Desafíos:
(1) Edite el pasaje del extracto del texto que va desde "Después de asolar" hasta "hacia la salida.", ambos incluidos, sustituyendo "Europa" por "Italia".
(2) Traduzca al inglés la siguiente oración del extracto del texto: "En algún momento recibí un título universitario bastante inservible, no tanto por el contenido sino porque el ocio me gusta bastante más que los negocios de cualquier índole."

Extracto del texto:
+===+
Mi padre, pródigo en virtudes entre las cuales no se encontraba la paciencia, encaró al ginecólogo y le espetó con el sentido de autoridad que su uniforme y las correspondientes estrellitas subrayaban ¡ud. saca ahora mismo a esa criatura! Una inyección y muchas violentas contracciones después, me abrazó mi abuela Rosa en vista de que la parturienta había quedado no solo desgarrada sino hecha polvo por el alumbramiento marcial. Mi hermano Manuel, a la sazón un mozalbete de nueve años, asombrado por la entrepierna hinchada del recién nacido, pronunció la profética frase ¡qué tales huevazos! que suena bastante mejor que decir "huevones" aunque habría sido más profética todavía.

Después de asolar el nido de las Srtas. Bebas (sic) en la calle Porta, los colegios Marcelino Champagnat (aun no se había fusionado con el Maristas de San Isidro), Humboldt y la Pontificia Universidad Católica del Perú, partí hacia Europa por cuatro meses que
en marzo se convertirán en veintidós años. En algún momento recibí un título universitario bastante inservible, no tanto por el contenido sino porque el ocio me gusta bastante más que los negocios de cualquier índole. La suerte de hablar varios idiomas me abrió las puertas de diversas empresas; la poca disposición hacia el trabajo me indicó no siempre amablemente el camino hacia la salida.
+===+
Registros de datos:
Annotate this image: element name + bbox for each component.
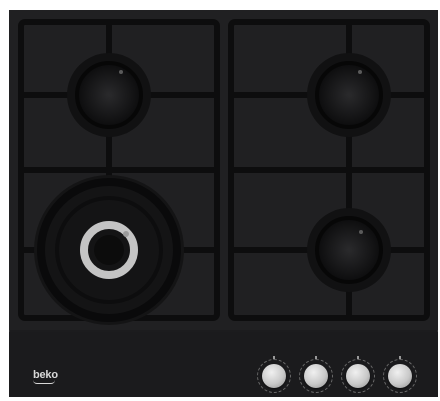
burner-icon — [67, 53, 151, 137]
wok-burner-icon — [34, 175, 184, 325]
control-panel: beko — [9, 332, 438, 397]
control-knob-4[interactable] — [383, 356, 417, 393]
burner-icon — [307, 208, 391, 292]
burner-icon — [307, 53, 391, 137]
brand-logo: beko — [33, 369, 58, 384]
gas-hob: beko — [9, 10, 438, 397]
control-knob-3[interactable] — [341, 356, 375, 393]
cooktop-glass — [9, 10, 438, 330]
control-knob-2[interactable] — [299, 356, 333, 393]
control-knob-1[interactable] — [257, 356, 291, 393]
+===+
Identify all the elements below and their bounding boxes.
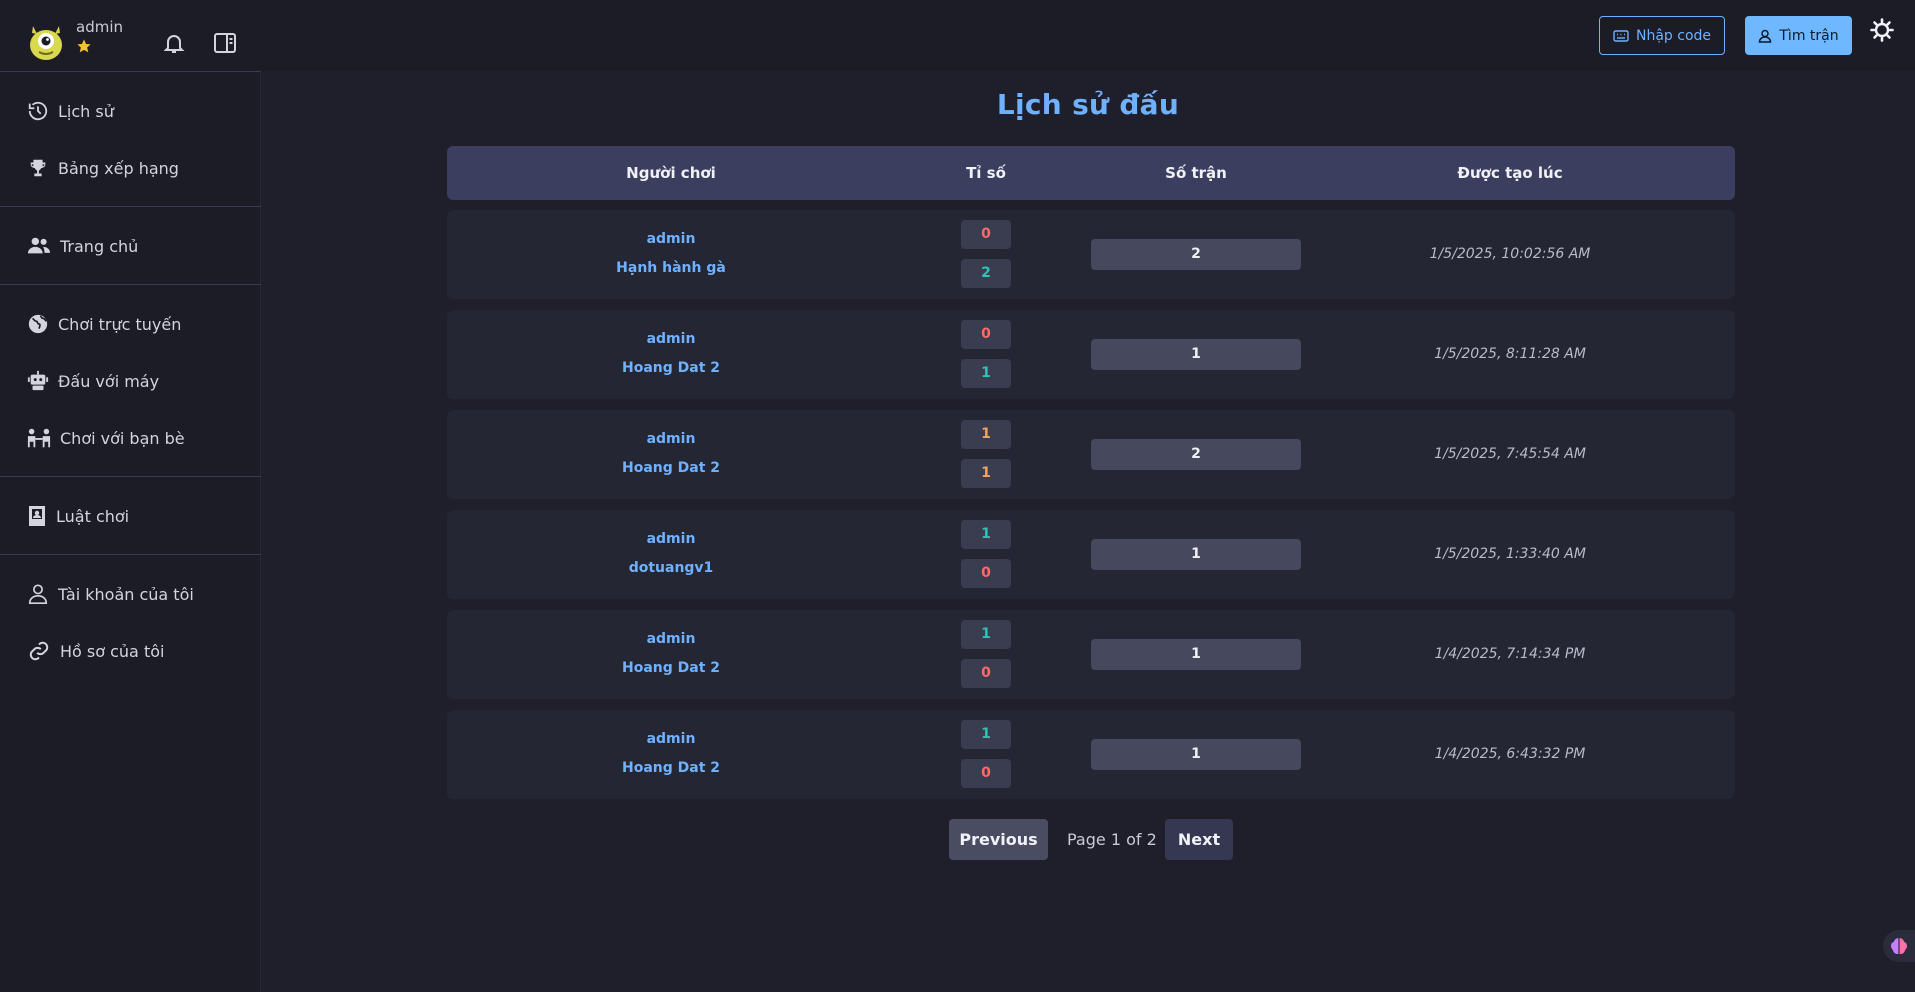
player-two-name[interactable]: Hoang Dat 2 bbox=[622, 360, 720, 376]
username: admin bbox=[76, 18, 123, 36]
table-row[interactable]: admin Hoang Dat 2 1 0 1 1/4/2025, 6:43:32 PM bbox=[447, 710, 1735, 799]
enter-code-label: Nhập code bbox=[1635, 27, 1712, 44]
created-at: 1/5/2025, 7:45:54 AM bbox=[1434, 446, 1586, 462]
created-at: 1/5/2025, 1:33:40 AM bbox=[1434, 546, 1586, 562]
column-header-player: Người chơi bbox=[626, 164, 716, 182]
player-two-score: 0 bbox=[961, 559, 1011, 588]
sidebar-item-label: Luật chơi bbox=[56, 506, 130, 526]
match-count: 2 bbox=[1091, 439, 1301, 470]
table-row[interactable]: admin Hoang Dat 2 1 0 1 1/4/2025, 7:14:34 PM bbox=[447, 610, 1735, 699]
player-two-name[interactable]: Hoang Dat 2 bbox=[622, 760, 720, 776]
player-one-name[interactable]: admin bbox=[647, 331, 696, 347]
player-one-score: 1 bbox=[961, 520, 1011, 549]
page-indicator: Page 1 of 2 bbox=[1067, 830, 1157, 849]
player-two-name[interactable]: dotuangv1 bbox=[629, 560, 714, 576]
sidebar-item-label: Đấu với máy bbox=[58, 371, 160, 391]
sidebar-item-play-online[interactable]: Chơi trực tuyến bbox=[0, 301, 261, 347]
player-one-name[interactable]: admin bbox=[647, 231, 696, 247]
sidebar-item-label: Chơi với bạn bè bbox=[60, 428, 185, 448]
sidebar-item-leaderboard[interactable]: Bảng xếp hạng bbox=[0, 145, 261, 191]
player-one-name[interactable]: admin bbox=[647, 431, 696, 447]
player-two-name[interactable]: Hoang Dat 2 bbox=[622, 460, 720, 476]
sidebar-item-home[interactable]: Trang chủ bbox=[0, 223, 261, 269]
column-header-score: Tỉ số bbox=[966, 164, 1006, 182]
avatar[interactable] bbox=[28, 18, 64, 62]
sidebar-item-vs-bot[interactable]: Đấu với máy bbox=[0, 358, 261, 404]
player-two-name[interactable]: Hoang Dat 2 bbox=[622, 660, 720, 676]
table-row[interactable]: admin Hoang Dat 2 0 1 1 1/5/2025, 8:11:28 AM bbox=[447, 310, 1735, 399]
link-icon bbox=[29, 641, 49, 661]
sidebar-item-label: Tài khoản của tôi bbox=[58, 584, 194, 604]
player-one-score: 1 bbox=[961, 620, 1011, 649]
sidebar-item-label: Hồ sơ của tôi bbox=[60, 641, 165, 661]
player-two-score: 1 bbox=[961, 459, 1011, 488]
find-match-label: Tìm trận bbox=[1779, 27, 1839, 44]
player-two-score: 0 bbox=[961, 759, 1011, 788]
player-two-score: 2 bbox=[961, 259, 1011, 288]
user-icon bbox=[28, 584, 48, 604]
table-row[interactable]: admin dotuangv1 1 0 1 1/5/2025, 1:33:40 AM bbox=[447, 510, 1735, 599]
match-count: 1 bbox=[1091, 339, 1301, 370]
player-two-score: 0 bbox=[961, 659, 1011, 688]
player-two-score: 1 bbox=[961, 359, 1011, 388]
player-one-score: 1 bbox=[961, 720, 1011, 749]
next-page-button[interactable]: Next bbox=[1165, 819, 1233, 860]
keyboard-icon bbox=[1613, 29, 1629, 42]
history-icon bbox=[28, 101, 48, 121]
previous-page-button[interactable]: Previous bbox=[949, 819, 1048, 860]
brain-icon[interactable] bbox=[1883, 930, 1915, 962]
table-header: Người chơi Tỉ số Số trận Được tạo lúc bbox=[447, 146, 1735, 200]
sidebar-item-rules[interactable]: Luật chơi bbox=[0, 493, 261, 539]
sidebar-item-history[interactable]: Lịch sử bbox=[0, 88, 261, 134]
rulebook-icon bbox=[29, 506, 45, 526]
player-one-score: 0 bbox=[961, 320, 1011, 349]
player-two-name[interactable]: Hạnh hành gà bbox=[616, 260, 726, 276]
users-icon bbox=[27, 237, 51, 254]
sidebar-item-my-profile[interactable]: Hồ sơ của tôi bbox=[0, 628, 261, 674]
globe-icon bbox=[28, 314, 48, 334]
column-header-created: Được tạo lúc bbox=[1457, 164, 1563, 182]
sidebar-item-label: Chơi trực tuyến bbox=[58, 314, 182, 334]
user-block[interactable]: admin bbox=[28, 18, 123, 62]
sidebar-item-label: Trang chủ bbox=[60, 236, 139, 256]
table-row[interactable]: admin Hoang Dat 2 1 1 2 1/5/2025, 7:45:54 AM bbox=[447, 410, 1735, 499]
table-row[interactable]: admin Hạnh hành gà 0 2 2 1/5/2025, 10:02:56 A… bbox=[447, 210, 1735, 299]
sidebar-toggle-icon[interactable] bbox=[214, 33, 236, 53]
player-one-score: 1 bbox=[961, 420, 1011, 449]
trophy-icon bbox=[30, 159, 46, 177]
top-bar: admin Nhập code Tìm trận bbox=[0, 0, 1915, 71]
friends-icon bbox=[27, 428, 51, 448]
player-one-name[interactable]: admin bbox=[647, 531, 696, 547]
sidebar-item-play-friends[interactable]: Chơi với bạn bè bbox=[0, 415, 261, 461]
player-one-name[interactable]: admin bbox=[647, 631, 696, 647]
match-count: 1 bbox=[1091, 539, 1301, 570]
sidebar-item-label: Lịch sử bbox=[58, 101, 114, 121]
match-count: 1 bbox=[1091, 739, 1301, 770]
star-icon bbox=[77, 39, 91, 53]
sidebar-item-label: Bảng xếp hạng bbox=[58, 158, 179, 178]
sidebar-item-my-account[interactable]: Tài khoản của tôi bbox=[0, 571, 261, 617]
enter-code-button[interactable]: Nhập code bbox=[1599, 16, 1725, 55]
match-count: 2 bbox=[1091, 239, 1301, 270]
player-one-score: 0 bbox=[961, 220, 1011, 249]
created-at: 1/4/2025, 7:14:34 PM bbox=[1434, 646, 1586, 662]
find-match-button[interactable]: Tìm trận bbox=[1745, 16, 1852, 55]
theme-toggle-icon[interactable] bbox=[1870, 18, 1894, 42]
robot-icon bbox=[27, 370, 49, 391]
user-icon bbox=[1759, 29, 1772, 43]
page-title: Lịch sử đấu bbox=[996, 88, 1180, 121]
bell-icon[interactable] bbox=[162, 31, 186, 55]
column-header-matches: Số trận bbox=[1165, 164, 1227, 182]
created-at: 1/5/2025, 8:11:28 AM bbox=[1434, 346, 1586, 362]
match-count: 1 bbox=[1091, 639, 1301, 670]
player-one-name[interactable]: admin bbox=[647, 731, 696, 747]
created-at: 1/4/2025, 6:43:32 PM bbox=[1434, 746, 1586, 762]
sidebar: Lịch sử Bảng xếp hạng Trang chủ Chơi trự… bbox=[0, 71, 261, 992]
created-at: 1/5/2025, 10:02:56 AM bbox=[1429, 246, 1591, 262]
+===+
Respuestas completas:
(1)
Después de asolar el nido de las Srtas. Bebas (sic) en la calle Porta, los colegios Marcelino Champagnat (aun no se había fusionado con el Maristas de San Isidro), Humboldt y la Pontificia Universidad Católica del Perú, partí hacia Italia por cuatro meses que
en marzo se convertirán en veintidós años. En algún momento recibí un título universitario bastante inservible, no tanto por el contenido sino porque el ocio me gusta bastante más que los negocios de cualquier índole. La suerte de hablar varios idiomas me abrió las puertas de diversas empresas; la poca disposición hacia el trabajo me indicó no siempre amablemente el camino hacia la salida.

(2) At some point I received a rather useless university degree, not so much because of its content but because I like leisure a good deal more than business of any kind.